> _Exercise task_: From the entries below, count every line that contains the word "source". Please give the number and nothing else.

BEGIN

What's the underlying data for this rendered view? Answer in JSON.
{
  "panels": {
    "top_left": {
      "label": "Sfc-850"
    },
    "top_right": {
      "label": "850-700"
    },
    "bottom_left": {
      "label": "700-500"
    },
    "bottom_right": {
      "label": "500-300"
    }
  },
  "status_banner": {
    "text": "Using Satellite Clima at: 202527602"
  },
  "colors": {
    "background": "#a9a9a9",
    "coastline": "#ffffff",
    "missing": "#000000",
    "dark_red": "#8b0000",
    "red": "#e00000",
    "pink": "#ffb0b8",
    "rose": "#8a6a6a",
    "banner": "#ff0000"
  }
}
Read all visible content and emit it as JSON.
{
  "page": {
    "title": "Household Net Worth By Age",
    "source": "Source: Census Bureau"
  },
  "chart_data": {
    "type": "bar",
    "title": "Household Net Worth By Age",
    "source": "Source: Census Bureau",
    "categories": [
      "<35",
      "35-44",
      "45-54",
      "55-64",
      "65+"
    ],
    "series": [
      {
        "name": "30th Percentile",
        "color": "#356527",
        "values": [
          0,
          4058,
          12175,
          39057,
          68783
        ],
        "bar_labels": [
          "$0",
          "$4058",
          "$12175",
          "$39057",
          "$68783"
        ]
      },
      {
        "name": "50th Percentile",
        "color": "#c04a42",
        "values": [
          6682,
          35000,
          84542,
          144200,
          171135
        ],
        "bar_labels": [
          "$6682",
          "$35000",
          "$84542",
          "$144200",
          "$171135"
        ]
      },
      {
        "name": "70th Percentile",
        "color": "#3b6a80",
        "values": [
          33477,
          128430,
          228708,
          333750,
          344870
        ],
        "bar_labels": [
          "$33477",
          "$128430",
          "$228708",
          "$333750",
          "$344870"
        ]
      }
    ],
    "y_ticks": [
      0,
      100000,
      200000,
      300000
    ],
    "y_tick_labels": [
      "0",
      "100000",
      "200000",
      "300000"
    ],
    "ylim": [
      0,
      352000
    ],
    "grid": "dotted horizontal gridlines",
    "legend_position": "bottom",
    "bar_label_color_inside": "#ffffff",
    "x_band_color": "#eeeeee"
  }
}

END

> _Full answer_: 2